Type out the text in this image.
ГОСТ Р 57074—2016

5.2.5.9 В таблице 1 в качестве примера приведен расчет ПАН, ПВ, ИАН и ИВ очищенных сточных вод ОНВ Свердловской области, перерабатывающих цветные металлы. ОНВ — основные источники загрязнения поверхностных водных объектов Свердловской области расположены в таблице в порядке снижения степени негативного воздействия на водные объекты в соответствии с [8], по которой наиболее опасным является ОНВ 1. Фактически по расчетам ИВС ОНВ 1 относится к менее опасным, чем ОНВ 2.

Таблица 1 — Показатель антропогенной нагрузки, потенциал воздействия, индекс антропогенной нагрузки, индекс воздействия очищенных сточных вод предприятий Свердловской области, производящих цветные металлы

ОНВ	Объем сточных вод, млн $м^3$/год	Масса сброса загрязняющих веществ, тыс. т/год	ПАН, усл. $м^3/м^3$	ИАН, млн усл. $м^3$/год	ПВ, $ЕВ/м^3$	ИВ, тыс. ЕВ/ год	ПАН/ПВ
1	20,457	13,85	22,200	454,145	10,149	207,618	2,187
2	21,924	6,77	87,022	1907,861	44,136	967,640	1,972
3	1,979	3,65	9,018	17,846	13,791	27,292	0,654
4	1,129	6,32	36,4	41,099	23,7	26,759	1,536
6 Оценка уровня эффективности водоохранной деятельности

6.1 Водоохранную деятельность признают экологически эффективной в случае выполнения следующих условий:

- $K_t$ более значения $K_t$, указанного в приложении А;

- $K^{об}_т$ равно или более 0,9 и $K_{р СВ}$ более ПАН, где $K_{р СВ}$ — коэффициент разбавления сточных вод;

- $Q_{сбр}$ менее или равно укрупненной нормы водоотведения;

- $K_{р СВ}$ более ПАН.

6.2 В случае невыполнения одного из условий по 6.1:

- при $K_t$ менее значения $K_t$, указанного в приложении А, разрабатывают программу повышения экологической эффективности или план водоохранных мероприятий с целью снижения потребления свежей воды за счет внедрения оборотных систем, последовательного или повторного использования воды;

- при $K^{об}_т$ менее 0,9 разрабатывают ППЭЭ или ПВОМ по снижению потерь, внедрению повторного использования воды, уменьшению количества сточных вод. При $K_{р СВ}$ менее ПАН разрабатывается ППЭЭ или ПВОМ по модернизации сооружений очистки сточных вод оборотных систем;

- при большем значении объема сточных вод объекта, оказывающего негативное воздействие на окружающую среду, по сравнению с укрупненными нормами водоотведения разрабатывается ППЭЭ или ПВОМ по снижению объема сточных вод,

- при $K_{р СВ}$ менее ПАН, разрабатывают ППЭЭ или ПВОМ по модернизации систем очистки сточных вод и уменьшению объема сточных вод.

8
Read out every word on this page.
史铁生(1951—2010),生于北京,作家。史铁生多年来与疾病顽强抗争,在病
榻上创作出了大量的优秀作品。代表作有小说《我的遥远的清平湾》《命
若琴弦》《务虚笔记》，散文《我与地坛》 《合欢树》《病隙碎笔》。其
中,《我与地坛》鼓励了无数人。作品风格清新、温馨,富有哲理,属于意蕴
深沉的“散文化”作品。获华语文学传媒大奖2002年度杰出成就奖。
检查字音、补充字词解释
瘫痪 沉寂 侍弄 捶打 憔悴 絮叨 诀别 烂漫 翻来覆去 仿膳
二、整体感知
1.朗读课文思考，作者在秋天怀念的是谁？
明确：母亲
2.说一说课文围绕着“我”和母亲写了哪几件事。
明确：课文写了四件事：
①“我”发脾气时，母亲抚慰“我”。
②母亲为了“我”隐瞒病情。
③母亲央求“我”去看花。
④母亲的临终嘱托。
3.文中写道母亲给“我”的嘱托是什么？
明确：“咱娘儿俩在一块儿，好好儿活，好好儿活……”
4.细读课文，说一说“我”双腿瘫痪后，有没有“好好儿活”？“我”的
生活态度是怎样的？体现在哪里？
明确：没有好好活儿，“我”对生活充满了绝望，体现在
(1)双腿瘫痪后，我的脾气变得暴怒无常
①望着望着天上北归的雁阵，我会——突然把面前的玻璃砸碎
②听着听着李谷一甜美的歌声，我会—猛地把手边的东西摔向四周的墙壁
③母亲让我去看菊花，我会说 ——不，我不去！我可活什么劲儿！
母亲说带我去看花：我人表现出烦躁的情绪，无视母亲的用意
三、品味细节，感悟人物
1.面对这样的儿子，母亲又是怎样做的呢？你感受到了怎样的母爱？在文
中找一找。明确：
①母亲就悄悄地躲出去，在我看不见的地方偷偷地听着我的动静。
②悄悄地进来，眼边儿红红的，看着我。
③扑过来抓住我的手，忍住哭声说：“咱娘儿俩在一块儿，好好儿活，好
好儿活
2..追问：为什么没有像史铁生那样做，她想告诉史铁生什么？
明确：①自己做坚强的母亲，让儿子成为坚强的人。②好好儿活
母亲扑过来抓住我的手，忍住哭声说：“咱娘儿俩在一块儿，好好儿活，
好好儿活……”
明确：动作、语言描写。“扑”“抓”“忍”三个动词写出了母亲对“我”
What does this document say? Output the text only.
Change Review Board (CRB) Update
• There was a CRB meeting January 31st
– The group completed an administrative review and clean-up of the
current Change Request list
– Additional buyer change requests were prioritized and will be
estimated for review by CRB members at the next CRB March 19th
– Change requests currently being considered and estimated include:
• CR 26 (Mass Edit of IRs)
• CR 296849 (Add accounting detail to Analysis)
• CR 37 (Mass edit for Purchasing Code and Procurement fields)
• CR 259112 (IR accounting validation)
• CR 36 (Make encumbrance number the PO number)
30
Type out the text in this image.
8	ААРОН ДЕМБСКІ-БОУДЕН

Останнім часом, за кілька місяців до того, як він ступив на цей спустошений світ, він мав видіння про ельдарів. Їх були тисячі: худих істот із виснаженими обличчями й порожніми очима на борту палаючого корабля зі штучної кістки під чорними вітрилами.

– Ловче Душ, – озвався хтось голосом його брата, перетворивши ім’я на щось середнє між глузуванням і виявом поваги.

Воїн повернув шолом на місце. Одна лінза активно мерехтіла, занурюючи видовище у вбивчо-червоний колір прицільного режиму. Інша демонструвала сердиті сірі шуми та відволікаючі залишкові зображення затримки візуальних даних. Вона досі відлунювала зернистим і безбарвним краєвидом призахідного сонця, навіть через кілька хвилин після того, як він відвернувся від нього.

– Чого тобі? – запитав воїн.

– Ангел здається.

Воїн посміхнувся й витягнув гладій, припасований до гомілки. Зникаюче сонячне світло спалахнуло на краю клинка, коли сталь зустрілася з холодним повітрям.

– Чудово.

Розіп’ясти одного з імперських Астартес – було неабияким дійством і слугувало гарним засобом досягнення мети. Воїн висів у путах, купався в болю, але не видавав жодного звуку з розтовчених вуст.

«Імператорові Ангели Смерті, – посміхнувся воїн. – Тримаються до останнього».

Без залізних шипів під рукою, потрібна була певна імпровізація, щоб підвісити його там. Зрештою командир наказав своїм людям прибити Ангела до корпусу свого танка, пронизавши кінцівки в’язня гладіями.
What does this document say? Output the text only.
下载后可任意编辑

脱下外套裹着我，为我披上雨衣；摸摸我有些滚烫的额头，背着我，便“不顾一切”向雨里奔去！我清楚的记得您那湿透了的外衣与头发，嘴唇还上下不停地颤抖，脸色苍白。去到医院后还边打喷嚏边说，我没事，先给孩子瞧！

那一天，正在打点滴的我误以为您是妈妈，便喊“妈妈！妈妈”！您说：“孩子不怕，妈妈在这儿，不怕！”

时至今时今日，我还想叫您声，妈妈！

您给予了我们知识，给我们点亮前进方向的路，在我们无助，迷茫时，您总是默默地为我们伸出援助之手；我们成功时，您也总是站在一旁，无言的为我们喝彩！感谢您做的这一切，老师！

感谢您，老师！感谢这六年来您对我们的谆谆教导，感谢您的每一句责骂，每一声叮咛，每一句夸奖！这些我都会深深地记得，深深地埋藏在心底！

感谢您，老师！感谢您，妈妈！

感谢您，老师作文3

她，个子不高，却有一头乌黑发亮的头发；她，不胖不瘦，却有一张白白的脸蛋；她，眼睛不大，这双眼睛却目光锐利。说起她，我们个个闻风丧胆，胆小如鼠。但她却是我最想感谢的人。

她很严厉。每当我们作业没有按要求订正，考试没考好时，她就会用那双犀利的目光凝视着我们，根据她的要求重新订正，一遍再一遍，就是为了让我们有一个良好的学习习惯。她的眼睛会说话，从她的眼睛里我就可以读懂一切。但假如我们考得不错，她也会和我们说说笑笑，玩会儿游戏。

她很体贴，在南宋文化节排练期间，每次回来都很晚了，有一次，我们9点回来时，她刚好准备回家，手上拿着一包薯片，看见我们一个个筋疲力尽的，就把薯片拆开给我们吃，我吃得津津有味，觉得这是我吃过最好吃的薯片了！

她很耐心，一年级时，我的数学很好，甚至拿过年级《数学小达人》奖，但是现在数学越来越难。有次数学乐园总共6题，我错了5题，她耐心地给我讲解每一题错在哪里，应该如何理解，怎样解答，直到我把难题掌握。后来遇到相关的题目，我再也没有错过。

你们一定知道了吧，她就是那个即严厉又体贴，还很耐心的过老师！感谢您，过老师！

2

^^^^^^^^

TO BE DONE: Using the listing above, show each line holding the string "Mass".

RESULT FOR THIS EXERCISE:
• CR 26 (Mass Edit of IRs)
• CR 37 (Mass edit for Purchasing Code and Procurement fields)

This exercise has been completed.